Supplied entries:
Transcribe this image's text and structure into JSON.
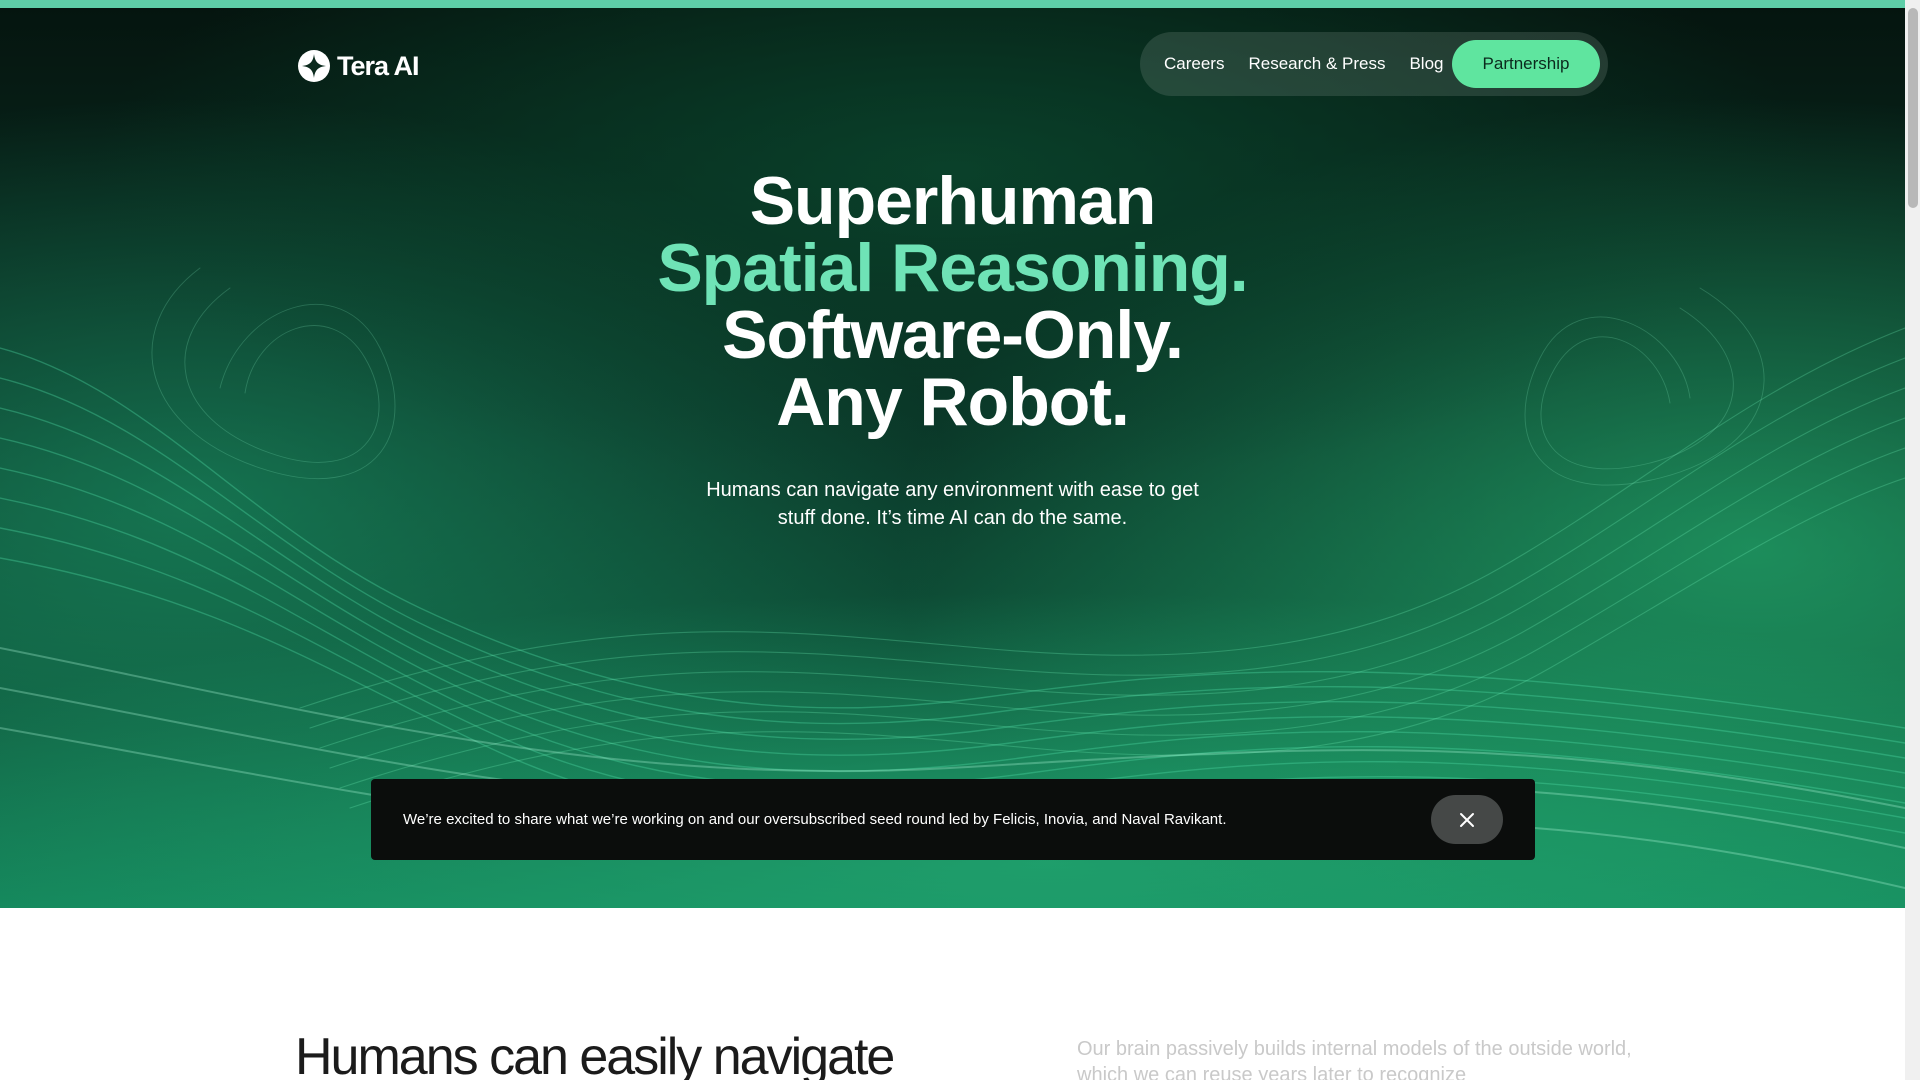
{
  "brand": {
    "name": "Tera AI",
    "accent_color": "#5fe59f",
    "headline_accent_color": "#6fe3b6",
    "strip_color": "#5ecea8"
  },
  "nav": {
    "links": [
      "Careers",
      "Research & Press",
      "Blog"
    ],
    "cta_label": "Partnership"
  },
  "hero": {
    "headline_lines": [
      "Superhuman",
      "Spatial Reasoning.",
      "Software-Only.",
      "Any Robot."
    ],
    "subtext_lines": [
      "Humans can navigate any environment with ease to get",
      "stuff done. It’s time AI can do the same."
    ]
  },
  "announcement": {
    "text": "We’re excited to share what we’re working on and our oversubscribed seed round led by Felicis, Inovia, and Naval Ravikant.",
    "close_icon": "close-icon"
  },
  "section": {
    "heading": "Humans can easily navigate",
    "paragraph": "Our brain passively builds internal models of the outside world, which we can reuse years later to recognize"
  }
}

Task prompt: Report how many lines of the listing hold the word "Humans", with nothing but the number.

Solution to this exercise: 2